--- Dataset content ---
---*---
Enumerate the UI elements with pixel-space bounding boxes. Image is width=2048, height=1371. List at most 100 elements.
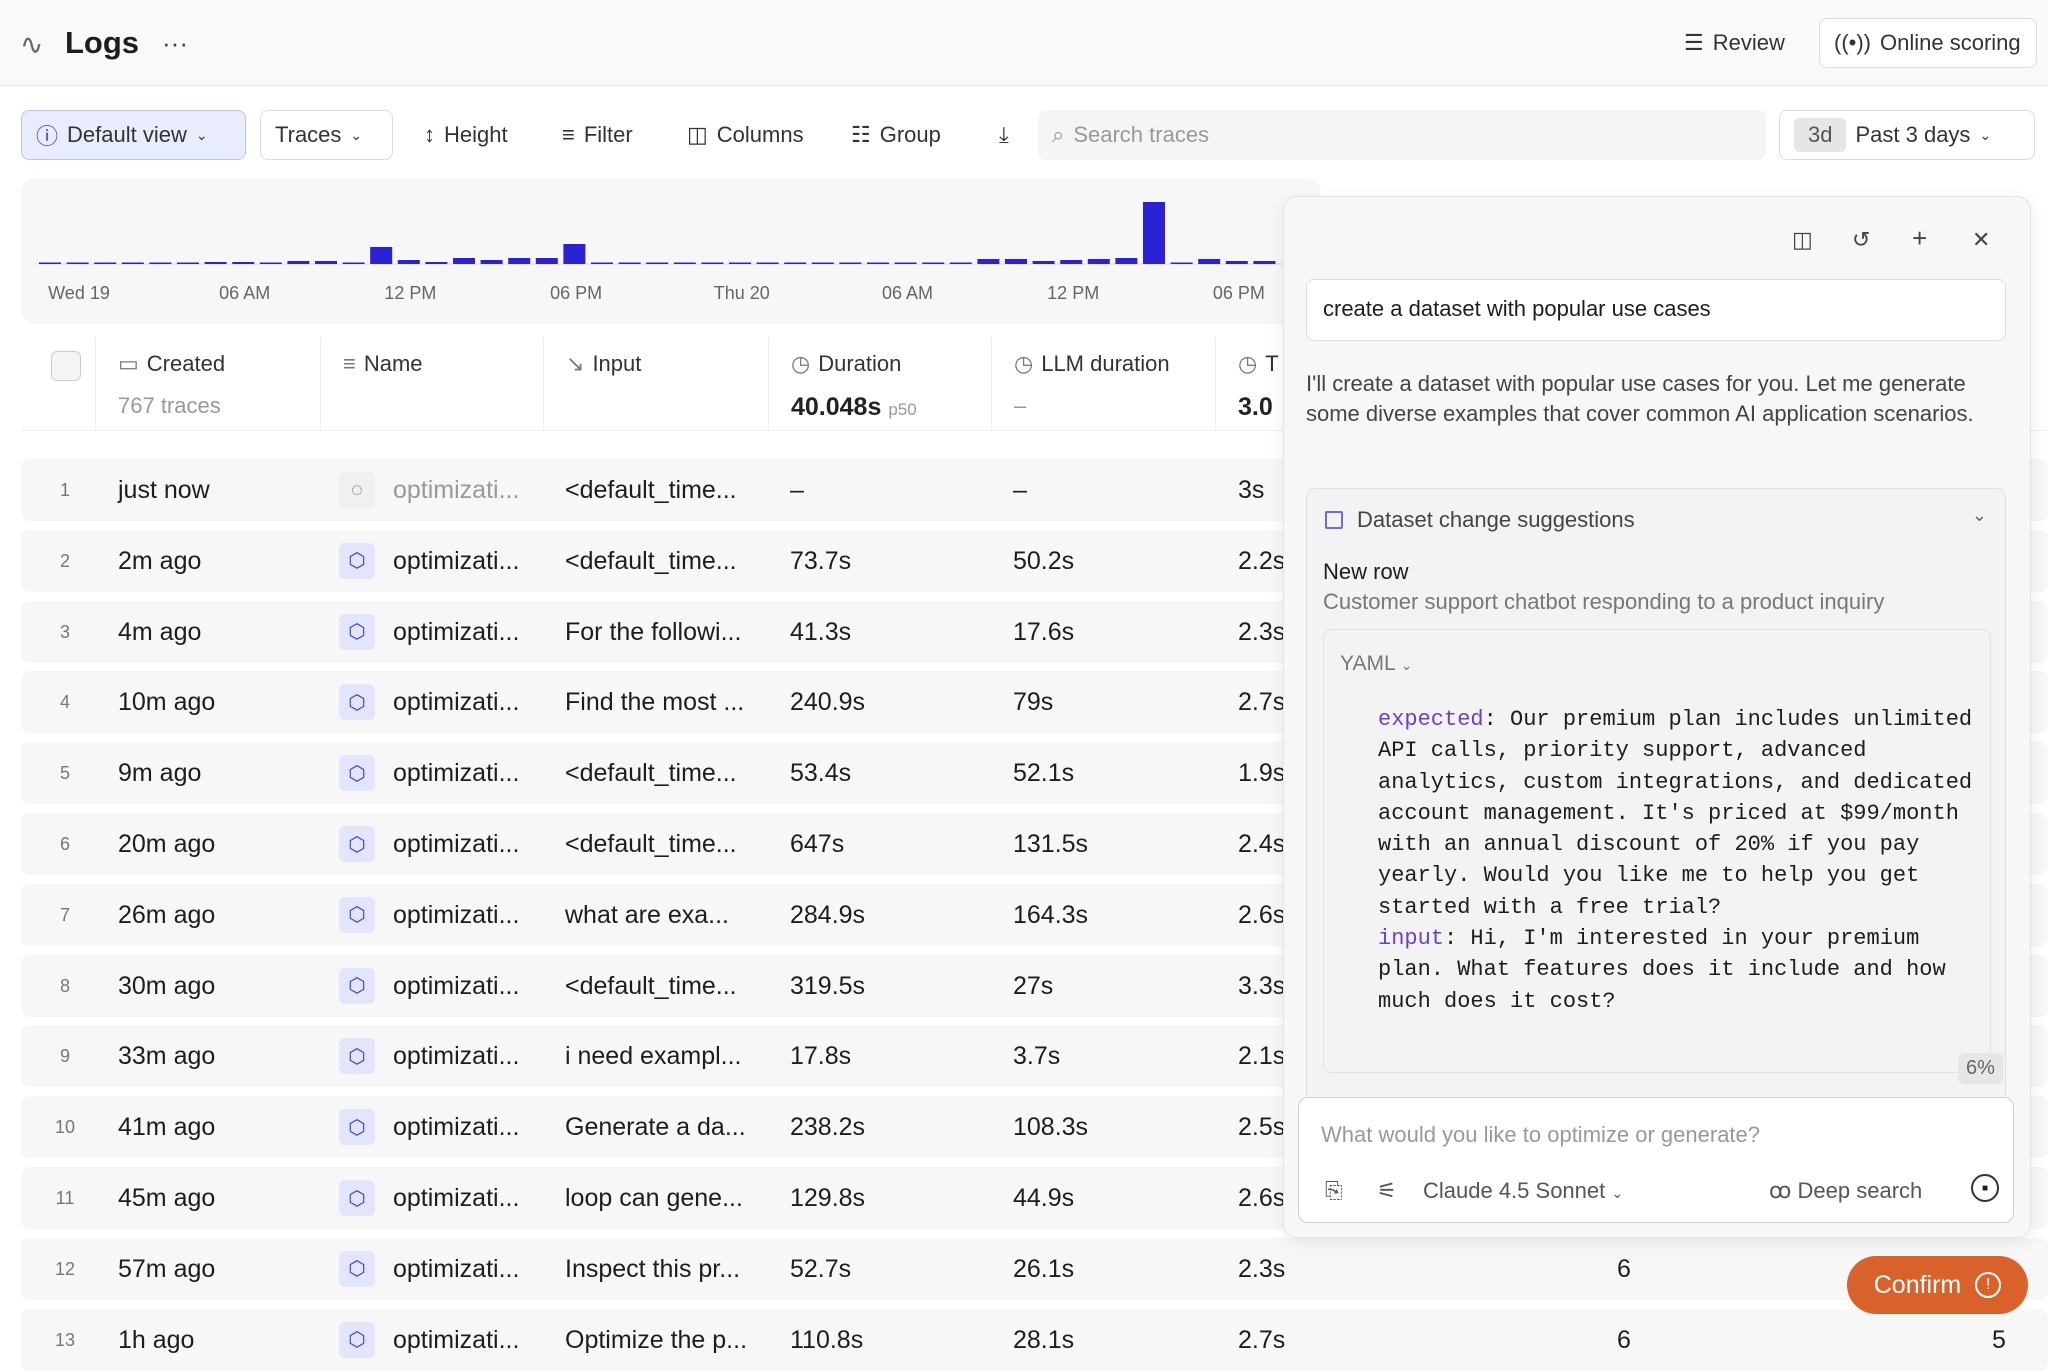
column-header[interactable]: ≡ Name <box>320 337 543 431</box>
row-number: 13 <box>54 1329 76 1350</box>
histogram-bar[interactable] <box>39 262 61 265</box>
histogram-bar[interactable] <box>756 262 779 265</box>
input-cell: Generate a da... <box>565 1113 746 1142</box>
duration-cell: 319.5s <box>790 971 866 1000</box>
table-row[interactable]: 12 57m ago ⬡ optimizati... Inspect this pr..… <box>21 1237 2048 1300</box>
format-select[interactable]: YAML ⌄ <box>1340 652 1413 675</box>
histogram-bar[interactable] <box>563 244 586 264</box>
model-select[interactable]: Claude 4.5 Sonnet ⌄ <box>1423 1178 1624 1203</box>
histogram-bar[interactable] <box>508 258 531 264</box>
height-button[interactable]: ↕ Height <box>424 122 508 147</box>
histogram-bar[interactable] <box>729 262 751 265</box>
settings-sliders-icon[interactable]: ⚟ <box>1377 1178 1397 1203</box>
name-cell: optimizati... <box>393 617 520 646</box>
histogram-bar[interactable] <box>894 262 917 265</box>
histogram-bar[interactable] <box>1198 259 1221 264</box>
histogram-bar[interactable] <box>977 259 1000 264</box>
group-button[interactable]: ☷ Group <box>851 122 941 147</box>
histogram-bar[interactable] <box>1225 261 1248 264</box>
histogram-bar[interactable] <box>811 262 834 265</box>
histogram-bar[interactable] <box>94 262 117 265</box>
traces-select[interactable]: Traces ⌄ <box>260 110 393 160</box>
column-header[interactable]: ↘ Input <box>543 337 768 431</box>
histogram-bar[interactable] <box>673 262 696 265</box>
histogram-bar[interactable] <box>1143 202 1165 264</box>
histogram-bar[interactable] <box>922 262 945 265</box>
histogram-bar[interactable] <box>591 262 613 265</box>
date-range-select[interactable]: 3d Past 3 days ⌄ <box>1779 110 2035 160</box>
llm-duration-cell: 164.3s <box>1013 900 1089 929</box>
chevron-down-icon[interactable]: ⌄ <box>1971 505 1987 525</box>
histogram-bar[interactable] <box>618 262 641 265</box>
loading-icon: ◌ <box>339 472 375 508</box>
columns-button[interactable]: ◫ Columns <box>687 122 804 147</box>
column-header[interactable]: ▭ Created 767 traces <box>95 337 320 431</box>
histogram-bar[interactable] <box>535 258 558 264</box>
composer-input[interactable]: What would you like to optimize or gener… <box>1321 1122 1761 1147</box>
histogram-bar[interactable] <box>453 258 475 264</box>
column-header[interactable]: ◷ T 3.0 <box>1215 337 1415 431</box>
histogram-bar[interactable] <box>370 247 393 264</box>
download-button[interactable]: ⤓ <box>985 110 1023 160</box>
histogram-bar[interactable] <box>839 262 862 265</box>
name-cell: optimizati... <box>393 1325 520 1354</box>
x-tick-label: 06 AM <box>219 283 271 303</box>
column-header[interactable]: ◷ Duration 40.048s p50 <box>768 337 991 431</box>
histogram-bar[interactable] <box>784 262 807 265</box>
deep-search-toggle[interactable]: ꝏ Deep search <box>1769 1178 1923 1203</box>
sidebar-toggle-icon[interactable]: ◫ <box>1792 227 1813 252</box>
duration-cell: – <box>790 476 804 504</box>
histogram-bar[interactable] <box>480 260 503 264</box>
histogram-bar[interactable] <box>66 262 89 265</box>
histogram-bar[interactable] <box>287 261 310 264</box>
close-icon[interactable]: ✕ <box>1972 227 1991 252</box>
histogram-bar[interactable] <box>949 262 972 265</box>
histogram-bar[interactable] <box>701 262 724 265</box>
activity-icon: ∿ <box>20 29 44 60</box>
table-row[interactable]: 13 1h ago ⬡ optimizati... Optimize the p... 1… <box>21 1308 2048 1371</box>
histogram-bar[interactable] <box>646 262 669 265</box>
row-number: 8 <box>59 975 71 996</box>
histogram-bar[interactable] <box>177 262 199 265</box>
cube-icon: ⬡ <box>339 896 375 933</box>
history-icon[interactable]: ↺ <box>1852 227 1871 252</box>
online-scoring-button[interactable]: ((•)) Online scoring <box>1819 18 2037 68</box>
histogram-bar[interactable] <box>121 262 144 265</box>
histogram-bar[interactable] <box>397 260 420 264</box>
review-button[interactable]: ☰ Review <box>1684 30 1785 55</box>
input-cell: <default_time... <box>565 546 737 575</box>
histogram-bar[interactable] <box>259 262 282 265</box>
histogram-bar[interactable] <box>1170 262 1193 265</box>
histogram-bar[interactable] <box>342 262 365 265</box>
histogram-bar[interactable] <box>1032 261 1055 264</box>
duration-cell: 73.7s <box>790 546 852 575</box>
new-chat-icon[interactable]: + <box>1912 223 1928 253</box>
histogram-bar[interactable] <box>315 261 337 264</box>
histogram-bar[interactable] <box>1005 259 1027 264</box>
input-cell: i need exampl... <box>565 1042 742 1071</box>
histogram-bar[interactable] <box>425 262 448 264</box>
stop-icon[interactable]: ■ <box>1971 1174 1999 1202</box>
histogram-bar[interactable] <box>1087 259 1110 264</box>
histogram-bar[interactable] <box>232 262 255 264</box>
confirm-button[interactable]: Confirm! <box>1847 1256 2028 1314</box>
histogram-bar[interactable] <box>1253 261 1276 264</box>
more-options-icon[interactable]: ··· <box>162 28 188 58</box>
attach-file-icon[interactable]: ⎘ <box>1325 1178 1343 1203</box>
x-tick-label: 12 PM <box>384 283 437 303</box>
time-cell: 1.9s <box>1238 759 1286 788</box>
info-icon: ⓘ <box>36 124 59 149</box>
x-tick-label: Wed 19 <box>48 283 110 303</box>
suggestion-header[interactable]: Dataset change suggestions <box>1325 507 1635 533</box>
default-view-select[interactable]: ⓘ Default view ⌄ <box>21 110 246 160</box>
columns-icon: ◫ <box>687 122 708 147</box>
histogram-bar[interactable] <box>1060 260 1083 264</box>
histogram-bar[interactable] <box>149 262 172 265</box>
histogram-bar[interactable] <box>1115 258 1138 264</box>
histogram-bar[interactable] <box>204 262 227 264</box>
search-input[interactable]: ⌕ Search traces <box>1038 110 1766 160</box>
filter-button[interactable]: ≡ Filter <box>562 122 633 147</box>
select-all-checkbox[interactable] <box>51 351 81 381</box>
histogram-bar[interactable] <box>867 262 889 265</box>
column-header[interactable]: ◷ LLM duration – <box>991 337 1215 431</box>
---*---
--- Your task ---
Please transcribe every row above verbatim, keeping each line in its original order and omitting the picture placeholders.

--- The response ---
Enumerate the UI elements with pixel-space bounding boxes. Image is width=2048, height=1371. List at most 100 elements.
column-header[interactable]: ≡ Name <box>320 337 543 431</box>
row-number: 13 <box>54 1329 76 1350</box>
histogram-bar[interactable] <box>39 262 61 265</box>
histogram-bar[interactable] <box>756 262 779 265</box>
input-cell: Generate a da... <box>565 1113 746 1142</box>
duration-cell: 319.5s <box>790 971 866 1000</box>
table-row[interactable]: 12 57m ago ⬡ optimizati... Inspect this pr..… <box>21 1237 2048 1300</box>
format-select[interactable]: YAML ⌄ <box>1340 652 1413 675</box>
histogram-bar[interactable] <box>563 244 586 264</box>
model-select[interactable]: Claude 4.5 Sonnet ⌄ <box>1423 1178 1624 1203</box>
histogram-bar[interactable] <box>508 258 531 264</box>
height-button[interactable]: ↕ Height <box>424 122 508 147</box>
histogram-bar[interactable] <box>729 262 751 265</box>
settings-sliders-icon[interactable]: ⚟ <box>1377 1178 1397 1203</box>
name-cell: optimizati... <box>393 617 520 646</box>
histogram-bar[interactable] <box>894 262 917 265</box>
histogram-bar[interactable] <box>1198 259 1221 264</box>
histogram-bar[interactable] <box>977 259 1000 264</box>
group-button[interactable]: ☷ Group <box>851 122 941 147</box>
histogram-bar[interactable] <box>1225 261 1248 264</box>
histogram-bar[interactable] <box>811 262 834 265</box>
histogram-bar[interactable] <box>94 262 117 265</box>
traces-select[interactable]: Traces ⌄ <box>260 110 393 160</box>
column-header[interactable]: ↘ Input <box>543 337 768 431</box>
histogram-bar[interactable] <box>673 262 696 265</box>
histogram-bar[interactable] <box>1143 202 1165 264</box>
histogram-bar[interactable] <box>922 262 945 265</box>
histogram-bar[interactable] <box>591 262 613 265</box>
date-range-select[interactable]: 3d Past 3 days ⌄ <box>1779 110 2035 160</box>
llm-duration-cell: 164.3s <box>1013 900 1089 929</box>
chevron-down-icon[interactable]: ⌄ <box>1971 505 1987 525</box>
histogram-bar[interactable] <box>618 262 641 265</box>
loading-icon: ◌ <box>339 472 375 508</box>
columns-button[interactable]: ◫ Columns <box>687 122 804 147</box>
column-header[interactable]: ▭ Created 767 traces <box>95 337 320 431</box>
histogram-bar[interactable] <box>535 258 558 264</box>
composer-input[interactable]: What would you like to optimize or gener… <box>1321 1122 1761 1147</box>
histogram-bar[interactable] <box>453 258 475 264</box>
column-header[interactable]: ◷ T 3.0 <box>1215 337 1415 431</box>
histogram-bar[interactable] <box>370 247 393 264</box>
download-button[interactable]: ⤓ <box>985 110 1023 160</box>
histogram-bar[interactable] <box>839 262 862 265</box>
name-cell: optimizati... <box>393 1325 520 1354</box>
x-tick-label: 06 AM <box>219 283 271 303</box>
column-header[interactable]: ◷ Duration 40.048s p50 <box>768 337 991 431</box>
histogram-bar[interactable] <box>784 262 807 265</box>
deep-search-toggle[interactable]: ꝏ Deep search <box>1769 1178 1923 1203</box>
sidebar-toggle-icon[interactable]: ◫ <box>1792 227 1813 252</box>
duration-cell: – <box>790 476 804 504</box>
histogram-bar[interactable] <box>480 260 503 264</box>
histogram-bar[interactable] <box>66 262 89 265</box>
histogram-bar[interactable] <box>287 261 310 264</box>
close-icon[interactable]: ✕ <box>1972 227 1991 252</box>
histogram-bar[interactable] <box>949 262 972 265</box>
histogram-bar[interactable] <box>701 262 724 265</box>
activity-icon: ∿ <box>20 29 44 60</box>
table-row[interactable]: 13 1h ago ⬡ optimizati... Optimize the p... 1… <box>21 1308 2048 1371</box>
histogram-bar[interactable] <box>646 262 669 265</box>
row-number: 8 <box>59 975 71 996</box>
histogram-bar[interactable] <box>177 262 199 265</box>
cube-icon: ⬡ <box>339 896 375 933</box>
history-icon[interactable]: ↺ <box>1852 227 1871 252</box>
online-scoring-button[interactable]: ((•)) Online scoring <box>1819 18 2037 68</box>
histogram-bar[interactable] <box>121 262 144 265</box>
histogram-bar[interactable] <box>397 260 420 264</box>
review-button[interactable]: ☰ Review <box>1684 30 1785 55</box>
input-cell: <default_time... <box>565 546 737 575</box>
histogram-bar[interactable] <box>259 262 282 265</box>
histogram-bar[interactable] <box>1170 262 1193 265</box>
histogram-bar[interactable] <box>342 262 365 265</box>
histogram-bar[interactable] <box>1032 261 1055 264</box>
duration-cell: 73.7s <box>790 546 852 575</box>
new-chat-icon[interactable]: + <box>1912 223 1928 253</box>
histogram-bar[interactable] <box>315 261 337 264</box>
histogram-bar[interactable] <box>1005 259 1027 264</box>
input-cell: i need exampl... <box>565 1042 742 1071</box>
histogram-bar[interactable] <box>425 262 448 264</box>
stop-icon[interactable]: ■ <box>1971 1174 1999 1202</box>
histogram-bar[interactable] <box>1087 259 1110 264</box>
histogram-bar[interactable] <box>232 262 255 264</box>
confirm-button[interactable]: Confirm! <box>1847 1256 2028 1314</box>
histogram-bar[interactable] <box>1253 261 1276 264</box>
more-options-icon[interactable]: ··· <box>162 28 188 58</box>
attach-file-icon[interactable]: ⎘ <box>1325 1178 1343 1203</box>
x-tick-label: 12 PM <box>384 283 437 303</box>
time-cell: 1.9s <box>1238 759 1286 788</box>
info-icon: ⓘ <box>36 124 59 149</box>
x-tick-label: Wed 19 <box>48 283 110 303</box>
suggestion-header[interactable]: Dataset change suggestions <box>1325 507 1635 533</box>
default-view-select[interactable]: ⓘ Default view ⌄ <box>21 110 246 160</box>
columns-icon: ◫ <box>687 122 708 147</box>
histogram-bar[interactable] <box>1060 260 1083 264</box>
histogram-bar[interactable] <box>149 262 172 265</box>
histogram-bar[interactable] <box>1115 258 1138 264</box>
histogram-bar[interactable] <box>204 262 227 264</box>
search-input[interactable]: ⌕ Search traces <box>1038 110 1766 160</box>
filter-button[interactable]: ≡ Filter <box>562 122 633 147</box>
select-all-checkbox[interactable] <box>51 351 81 381</box>
histogram-bar[interactable] <box>867 262 889 265</box>
column-header[interactable]: ◷ LLM duration – <box>991 337 1215 431</box>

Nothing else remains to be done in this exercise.